Task brief >> Select every line containing the word "title" from the material, and copy those lines.

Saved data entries

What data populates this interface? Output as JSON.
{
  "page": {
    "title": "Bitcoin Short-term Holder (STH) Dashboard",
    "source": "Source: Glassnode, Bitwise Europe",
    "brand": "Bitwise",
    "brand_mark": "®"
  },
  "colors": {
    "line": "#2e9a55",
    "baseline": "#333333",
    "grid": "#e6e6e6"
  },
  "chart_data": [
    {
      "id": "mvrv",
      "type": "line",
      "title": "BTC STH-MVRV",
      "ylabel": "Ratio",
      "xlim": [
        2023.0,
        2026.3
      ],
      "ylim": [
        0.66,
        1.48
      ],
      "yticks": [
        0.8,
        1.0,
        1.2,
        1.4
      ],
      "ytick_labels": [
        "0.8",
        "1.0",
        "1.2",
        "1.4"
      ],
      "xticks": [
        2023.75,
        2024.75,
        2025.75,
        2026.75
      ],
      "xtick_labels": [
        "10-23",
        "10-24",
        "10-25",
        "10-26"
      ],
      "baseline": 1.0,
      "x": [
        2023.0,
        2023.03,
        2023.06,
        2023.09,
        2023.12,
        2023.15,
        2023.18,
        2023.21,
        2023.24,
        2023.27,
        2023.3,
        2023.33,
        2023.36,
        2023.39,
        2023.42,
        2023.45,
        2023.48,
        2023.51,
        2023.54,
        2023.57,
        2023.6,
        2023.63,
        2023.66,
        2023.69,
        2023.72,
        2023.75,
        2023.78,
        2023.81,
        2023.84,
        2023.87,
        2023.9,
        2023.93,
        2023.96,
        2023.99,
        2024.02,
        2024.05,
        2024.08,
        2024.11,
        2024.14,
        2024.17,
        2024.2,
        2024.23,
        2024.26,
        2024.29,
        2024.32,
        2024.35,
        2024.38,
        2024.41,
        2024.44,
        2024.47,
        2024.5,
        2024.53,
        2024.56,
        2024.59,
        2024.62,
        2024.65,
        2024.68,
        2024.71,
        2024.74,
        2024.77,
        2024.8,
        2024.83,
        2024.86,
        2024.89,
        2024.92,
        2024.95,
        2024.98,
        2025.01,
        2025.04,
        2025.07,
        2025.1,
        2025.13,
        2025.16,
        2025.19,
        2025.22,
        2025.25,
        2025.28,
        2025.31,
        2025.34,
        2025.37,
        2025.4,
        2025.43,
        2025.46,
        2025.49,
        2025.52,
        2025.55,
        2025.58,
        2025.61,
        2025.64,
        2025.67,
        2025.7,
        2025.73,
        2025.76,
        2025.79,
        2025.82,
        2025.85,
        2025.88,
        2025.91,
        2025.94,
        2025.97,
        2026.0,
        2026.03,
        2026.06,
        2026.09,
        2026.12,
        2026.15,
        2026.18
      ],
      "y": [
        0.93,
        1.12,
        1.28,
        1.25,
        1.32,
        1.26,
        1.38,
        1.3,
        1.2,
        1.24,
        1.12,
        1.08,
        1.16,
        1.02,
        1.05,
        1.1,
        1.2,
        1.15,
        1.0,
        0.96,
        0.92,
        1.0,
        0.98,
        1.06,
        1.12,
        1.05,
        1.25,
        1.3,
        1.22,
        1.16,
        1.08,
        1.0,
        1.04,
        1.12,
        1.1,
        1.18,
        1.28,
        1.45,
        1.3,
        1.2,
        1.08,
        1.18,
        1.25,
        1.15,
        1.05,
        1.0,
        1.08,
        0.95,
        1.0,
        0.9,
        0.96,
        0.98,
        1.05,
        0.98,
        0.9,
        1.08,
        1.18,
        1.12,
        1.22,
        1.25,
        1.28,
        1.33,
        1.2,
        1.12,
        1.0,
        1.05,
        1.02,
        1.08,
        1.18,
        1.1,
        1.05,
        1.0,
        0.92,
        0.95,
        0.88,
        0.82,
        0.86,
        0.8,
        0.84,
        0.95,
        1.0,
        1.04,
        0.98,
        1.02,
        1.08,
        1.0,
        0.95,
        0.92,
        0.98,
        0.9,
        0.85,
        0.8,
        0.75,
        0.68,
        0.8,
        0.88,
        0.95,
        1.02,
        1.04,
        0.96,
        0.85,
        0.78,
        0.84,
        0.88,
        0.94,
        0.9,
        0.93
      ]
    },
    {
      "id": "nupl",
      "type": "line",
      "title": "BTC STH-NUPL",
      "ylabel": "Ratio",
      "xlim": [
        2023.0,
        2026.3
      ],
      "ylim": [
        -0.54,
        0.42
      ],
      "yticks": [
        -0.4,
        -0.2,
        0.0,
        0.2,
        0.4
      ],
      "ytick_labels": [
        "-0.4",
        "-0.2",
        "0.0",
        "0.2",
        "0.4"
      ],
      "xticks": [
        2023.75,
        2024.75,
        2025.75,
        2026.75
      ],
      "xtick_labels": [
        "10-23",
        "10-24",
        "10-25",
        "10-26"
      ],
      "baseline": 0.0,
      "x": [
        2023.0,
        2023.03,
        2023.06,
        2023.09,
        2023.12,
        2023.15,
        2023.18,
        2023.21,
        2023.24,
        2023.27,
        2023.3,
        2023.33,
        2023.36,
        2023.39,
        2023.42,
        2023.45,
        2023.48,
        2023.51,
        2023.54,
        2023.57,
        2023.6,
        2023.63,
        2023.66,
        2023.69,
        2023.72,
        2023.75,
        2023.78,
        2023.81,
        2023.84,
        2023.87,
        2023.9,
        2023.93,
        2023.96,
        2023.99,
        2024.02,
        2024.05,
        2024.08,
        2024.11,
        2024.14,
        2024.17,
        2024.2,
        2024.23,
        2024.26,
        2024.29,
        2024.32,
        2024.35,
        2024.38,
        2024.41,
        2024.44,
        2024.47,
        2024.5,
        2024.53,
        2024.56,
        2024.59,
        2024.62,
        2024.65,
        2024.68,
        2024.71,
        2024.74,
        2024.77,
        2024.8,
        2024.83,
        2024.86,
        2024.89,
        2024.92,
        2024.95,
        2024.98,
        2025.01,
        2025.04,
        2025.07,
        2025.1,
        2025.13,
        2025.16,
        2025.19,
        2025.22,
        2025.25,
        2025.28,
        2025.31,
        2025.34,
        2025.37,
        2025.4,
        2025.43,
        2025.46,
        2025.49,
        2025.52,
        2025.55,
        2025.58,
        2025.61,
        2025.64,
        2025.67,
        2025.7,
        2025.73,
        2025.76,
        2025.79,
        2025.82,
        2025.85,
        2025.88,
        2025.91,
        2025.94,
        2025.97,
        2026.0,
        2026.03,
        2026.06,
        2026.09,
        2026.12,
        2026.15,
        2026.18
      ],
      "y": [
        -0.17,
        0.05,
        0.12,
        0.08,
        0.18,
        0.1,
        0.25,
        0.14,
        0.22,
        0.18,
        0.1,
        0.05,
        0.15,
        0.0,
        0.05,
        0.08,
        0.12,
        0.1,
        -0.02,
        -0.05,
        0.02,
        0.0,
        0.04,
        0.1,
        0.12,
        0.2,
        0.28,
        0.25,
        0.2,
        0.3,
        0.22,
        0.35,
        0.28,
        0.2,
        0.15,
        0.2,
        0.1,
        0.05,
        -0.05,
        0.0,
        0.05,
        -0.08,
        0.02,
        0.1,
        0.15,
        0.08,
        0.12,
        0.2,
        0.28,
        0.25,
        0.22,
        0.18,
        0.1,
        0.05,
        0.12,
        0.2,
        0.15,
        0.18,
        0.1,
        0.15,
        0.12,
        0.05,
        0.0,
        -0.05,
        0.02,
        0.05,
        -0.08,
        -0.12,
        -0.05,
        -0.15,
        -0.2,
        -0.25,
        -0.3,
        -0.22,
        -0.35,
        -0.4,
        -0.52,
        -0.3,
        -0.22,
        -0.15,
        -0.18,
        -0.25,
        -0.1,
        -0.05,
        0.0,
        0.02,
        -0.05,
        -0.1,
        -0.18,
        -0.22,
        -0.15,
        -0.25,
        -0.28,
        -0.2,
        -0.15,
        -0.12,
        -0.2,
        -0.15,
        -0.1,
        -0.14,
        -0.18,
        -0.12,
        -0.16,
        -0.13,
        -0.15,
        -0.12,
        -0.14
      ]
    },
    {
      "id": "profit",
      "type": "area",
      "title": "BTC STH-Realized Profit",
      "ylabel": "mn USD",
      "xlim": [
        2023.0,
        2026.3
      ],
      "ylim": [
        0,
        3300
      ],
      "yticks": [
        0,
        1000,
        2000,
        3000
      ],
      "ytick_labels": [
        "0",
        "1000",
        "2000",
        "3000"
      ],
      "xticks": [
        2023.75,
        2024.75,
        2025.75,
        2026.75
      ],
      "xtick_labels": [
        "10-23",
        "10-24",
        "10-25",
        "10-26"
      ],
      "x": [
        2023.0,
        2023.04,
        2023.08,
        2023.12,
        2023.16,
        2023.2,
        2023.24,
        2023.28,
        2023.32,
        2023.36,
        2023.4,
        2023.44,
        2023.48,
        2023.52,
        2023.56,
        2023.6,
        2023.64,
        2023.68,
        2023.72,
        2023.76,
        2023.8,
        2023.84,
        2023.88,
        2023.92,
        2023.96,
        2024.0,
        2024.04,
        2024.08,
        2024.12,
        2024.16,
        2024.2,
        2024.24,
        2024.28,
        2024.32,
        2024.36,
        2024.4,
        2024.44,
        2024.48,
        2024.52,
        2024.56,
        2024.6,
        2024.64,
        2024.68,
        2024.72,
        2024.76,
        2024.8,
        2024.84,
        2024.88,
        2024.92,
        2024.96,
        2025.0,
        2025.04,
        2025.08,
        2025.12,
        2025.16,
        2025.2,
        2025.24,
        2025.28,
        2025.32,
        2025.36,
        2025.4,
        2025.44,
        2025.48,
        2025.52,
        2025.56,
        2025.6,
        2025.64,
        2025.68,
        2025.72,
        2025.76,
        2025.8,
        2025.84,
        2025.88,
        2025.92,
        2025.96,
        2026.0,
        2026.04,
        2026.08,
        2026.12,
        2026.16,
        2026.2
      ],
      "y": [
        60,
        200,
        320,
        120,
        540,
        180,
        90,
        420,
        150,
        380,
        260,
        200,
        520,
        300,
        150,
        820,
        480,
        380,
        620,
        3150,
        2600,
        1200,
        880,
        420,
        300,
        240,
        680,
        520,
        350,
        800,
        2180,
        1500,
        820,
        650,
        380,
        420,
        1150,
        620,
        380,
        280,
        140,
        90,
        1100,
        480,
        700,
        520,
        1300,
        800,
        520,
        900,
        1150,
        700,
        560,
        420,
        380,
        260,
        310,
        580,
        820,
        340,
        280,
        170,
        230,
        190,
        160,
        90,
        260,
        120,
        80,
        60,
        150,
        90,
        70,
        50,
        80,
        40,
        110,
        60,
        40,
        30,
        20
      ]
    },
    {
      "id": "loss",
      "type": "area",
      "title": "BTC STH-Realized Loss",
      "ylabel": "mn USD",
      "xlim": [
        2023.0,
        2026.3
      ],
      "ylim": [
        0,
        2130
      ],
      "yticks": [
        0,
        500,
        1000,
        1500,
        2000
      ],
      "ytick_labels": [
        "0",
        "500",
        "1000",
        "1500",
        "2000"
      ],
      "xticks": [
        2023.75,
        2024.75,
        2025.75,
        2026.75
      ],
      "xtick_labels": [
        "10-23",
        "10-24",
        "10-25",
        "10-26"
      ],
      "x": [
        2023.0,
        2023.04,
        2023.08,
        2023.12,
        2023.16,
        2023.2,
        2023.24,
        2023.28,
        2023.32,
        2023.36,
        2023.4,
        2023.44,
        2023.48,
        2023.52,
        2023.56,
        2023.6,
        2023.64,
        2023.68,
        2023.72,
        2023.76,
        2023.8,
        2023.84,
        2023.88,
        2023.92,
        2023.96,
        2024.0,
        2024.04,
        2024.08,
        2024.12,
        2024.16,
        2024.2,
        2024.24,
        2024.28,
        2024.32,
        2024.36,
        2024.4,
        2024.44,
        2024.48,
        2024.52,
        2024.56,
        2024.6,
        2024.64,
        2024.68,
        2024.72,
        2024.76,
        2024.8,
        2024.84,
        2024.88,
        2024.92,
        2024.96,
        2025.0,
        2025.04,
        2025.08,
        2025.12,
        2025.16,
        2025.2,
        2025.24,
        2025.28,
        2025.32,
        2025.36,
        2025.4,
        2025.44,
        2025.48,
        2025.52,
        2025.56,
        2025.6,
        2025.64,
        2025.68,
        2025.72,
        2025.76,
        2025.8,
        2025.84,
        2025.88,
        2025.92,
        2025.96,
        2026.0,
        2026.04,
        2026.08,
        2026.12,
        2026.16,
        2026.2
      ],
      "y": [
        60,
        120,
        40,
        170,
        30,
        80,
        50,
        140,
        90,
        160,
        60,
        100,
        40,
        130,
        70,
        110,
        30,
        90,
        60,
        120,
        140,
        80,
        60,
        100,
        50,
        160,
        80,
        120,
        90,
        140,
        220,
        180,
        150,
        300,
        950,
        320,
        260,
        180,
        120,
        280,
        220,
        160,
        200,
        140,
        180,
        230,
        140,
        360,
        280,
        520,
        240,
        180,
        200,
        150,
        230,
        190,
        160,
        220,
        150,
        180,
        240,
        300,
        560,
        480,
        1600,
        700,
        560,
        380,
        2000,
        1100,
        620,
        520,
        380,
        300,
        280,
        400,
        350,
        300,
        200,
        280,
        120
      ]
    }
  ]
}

Task result >>
    "title": "Bitcoin Short-term Holder (STH) Dashboard",
      "title": "BTC STH-MVRV",
      "title": "BTC STH-NUPL",
      "title": "BTC STH-Realized Profit",
      "title": "BTC STH-Realized Loss",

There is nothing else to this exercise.